- [Data records]:
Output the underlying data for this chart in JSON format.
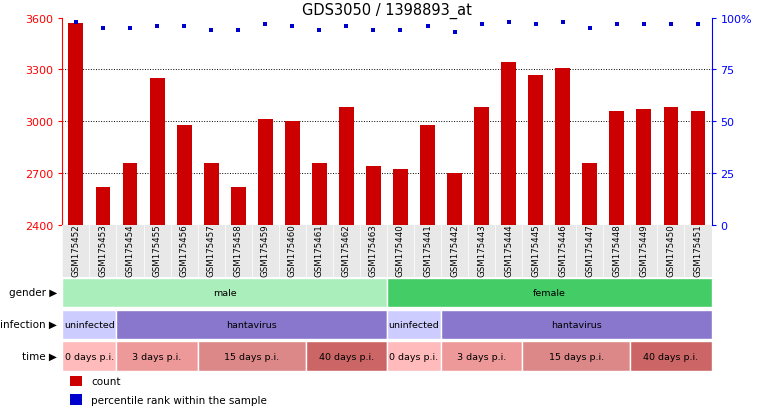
{
  "title": "GDS3050 / 1398893_at",
  "samples": [
    "GSM175452",
    "GSM175453",
    "GSM175454",
    "GSM175455",
    "GSM175456",
    "GSM175457",
    "GSM175458",
    "GSM175459",
    "GSM175460",
    "GSM175461",
    "GSM175462",
    "GSM175463",
    "GSM175440",
    "GSM175441",
    "GSM175442",
    "GSM175443",
    "GSM175444",
    "GSM175445",
    "GSM175446",
    "GSM175447",
    "GSM175448",
    "GSM175449",
    "GSM175450",
    "GSM175451"
  ],
  "counts": [
    3570,
    2620,
    2760,
    3250,
    2980,
    2760,
    2620,
    3010,
    3000,
    2760,
    3080,
    2740,
    2720,
    2980,
    2700,
    3080,
    3340,
    3270,
    3310,
    2760,
    3060,
    3070,
    3080,
    3060
  ],
  "percentile_vals": [
    98,
    95,
    95,
    96,
    96,
    94,
    94,
    97,
    96,
    94,
    96,
    94,
    94,
    96,
    93,
    97,
    98,
    97,
    98,
    95,
    97,
    97,
    97,
    97
  ],
  "ylim": [
    2400,
    3600
  ],
  "yticks_left": [
    2400,
    2700,
    3000,
    3300,
    3600
  ],
  "yticks_right": [
    0,
    25,
    50,
    75,
    100
  ],
  "gridlines": [
    2700,
    3000,
    3300
  ],
  "bar_color": "#cc0000",
  "percentile_color": "#0000cc",
  "gender_groups": [
    {
      "label": "male",
      "start": 0,
      "end": 11,
      "color": "#aaeebb"
    },
    {
      "label": "female",
      "start": 12,
      "end": 23,
      "color": "#44cc66"
    }
  ],
  "infection_groups": [
    {
      "label": "uninfected",
      "start": 0,
      "end": 1,
      "color": "#ccccff"
    },
    {
      "label": "hantavirus",
      "start": 2,
      "end": 11,
      "color": "#8877cc"
    },
    {
      "label": "uninfected",
      "start": 12,
      "end": 13,
      "color": "#ccccff"
    },
    {
      "label": "hantavirus",
      "start": 14,
      "end": 23,
      "color": "#8877cc"
    }
  ],
  "time_groups": [
    {
      "label": "0 days p.i.",
      "start": 0,
      "end": 1,
      "color": "#ffbbbb"
    },
    {
      "label": "3 days p.i.",
      "start": 2,
      "end": 4,
      "color": "#ee9999"
    },
    {
      "label": "15 days p.i.",
      "start": 5,
      "end": 8,
      "color": "#dd8888"
    },
    {
      "label": "40 days p.i.",
      "start": 9,
      "end": 11,
      "color": "#cc6666"
    },
    {
      "label": "0 days p.i.",
      "start": 12,
      "end": 13,
      "color": "#ffbbbb"
    },
    {
      "label": "3 days p.i.",
      "start": 14,
      "end": 16,
      "color": "#ee9999"
    },
    {
      "label": "15 days p.i.",
      "start": 17,
      "end": 20,
      "color": "#dd8888"
    },
    {
      "label": "40 days p.i.",
      "start": 21,
      "end": 23,
      "color": "#cc6666"
    }
  ],
  "legend_items": [
    {
      "label": "count",
      "color": "#cc0000"
    },
    {
      "label": "percentile rank within the sample",
      "color": "#0000cc"
    }
  ]
}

- [Instructions to follow]: With the pictures removed, return all the entries exactly.

- [Exercise response]:
Output the underlying data for this chart in JSON format.
{
  "title": "GDS3050 / 1398893_at",
  "samples": [
    "GSM175452",
    "GSM175453",
    "GSM175454",
    "GSM175455",
    "GSM175456",
    "GSM175457",
    "GSM175458",
    "GSM175459",
    "GSM175460",
    "GSM175461",
    "GSM175462",
    "GSM175463",
    "GSM175440",
    "GSM175441",
    "GSM175442",
    "GSM175443",
    "GSM175444",
    "GSM175445",
    "GSM175446",
    "GSM175447",
    "GSM175448",
    "GSM175449",
    "GSM175450",
    "GSM175451"
  ],
  "counts": [
    3570,
    2620,
    2760,
    3250,
    2980,
    2760,
    2620,
    3010,
    3000,
    2760,
    3080,
    2740,
    2720,
    2980,
    2700,
    3080,
    3340,
    3270,
    3310,
    2760,
    3060,
    3070,
    3080,
    3060
  ],
  "percentile_vals": [
    98,
    95,
    95,
    96,
    96,
    94,
    94,
    97,
    96,
    94,
    96,
    94,
    94,
    96,
    93,
    97,
    98,
    97,
    98,
    95,
    97,
    97,
    97,
    97
  ],
  "ylim": [
    2400,
    3600
  ],
  "yticks_left": [
    2400,
    2700,
    3000,
    3300,
    3600
  ],
  "yticks_right": [
    0,
    25,
    50,
    75,
    100
  ],
  "gridlines": [
    2700,
    3000,
    3300
  ],
  "bar_color": "#cc0000",
  "percentile_color": "#0000cc",
  "gender_groups": [
    {
      "label": "male",
      "start": 0,
      "end": 11,
      "color": "#aaeebb"
    },
    {
      "label": "female",
      "start": 12,
      "end": 23,
      "color": "#44cc66"
    }
  ],
  "infection_groups": [
    {
      "label": "uninfected",
      "start": 0,
      "end": 1,
      "color": "#ccccff"
    },
    {
      "label": "hantavirus",
      "start": 2,
      "end": 11,
      "color": "#8877cc"
    },
    {
      "label": "uninfected",
      "start": 12,
      "end": 13,
      "color": "#ccccff"
    },
    {
      "label": "hantavirus",
      "start": 14,
      "end": 23,
      "color": "#8877cc"
    }
  ],
  "time_groups": [
    {
      "label": "0 days p.i.",
      "start": 0,
      "end": 1,
      "color": "#ffbbbb"
    },
    {
      "label": "3 days p.i.",
      "start": 2,
      "end": 4,
      "color": "#ee9999"
    },
    {
      "label": "15 days p.i.",
      "start": 5,
      "end": 8,
      "color": "#dd8888"
    },
    {
      "label": "40 days p.i.",
      "start": 9,
      "end": 11,
      "color": "#cc6666"
    },
    {
      "label": "0 days p.i.",
      "start": 12,
      "end": 13,
      "color": "#ffbbbb"
    },
    {
      "label": "3 days p.i.",
      "start": 14,
      "end": 16,
      "color": "#ee9999"
    },
    {
      "label": "15 days p.i.",
      "start": 17,
      "end": 20,
      "color": "#dd8888"
    },
    {
      "label": "40 days p.i.",
      "start": 21,
      "end": 23,
      "color": "#cc6666"
    }
  ],
  "legend_items": [
    {
      "label": "count",
      "color": "#cc0000"
    },
    {
      "label": "percentile rank within the sample",
      "color": "#0000cc"
    }
  ]
}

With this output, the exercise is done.